Will you give every entry again exactly as it stands?

[Data for this task]
(begin)

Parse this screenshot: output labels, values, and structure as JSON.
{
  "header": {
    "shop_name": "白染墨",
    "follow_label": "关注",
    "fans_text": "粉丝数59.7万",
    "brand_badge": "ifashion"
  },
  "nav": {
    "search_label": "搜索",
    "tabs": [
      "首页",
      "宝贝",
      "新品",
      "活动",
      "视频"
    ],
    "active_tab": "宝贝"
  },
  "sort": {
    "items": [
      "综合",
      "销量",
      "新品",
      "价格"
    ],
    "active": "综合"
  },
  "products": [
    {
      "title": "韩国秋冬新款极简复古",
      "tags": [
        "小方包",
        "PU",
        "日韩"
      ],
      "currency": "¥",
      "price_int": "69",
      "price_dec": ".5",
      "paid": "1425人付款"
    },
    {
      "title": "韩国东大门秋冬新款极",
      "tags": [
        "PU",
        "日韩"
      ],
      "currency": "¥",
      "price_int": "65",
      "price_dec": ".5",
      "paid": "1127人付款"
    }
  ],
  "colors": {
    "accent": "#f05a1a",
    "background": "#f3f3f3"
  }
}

(end)

[Exercise response]
Parse this screenshot: output labels, values, and structure as JSON.
{
  "header": {
    "shop_name": "白染墨",
    "follow_label": "关注",
    "fans_text": "粉丝数59.7万",
    "brand_badge": "ifashion"
  },
  "nav": {
    "search_label": "搜索",
    "tabs": [
      "首页",
      "宝贝",
      "新品",
      "活动",
      "视频"
    ],
    "active_tab": "宝贝"
  },
  "sort": {
    "items": [
      "综合",
      "销量",
      "新品",
      "价格"
    ],
    "active": "综合"
  },
  "products": [
    {
      "title": "韩国秋冬新款极简复古",
      "tags": [
        "小方包",
        "PU",
        "日韩"
      ],
      "currency": "¥",
      "price_int": "69",
      "price_dec": ".5",
      "paid": "1425人付款"
    },
    {
      "title": "韩国东大门秋冬新款极",
      "tags": [
        "PU",
        "日韩"
      ],
      "currency": "¥",
      "price_int": "65",
      "price_dec": ".5",
      "paid": "1127人付款"
    }
  ],
  "colors": {
    "accent": "#f05a1a",
    "background": "#f3f3f3"
  }
}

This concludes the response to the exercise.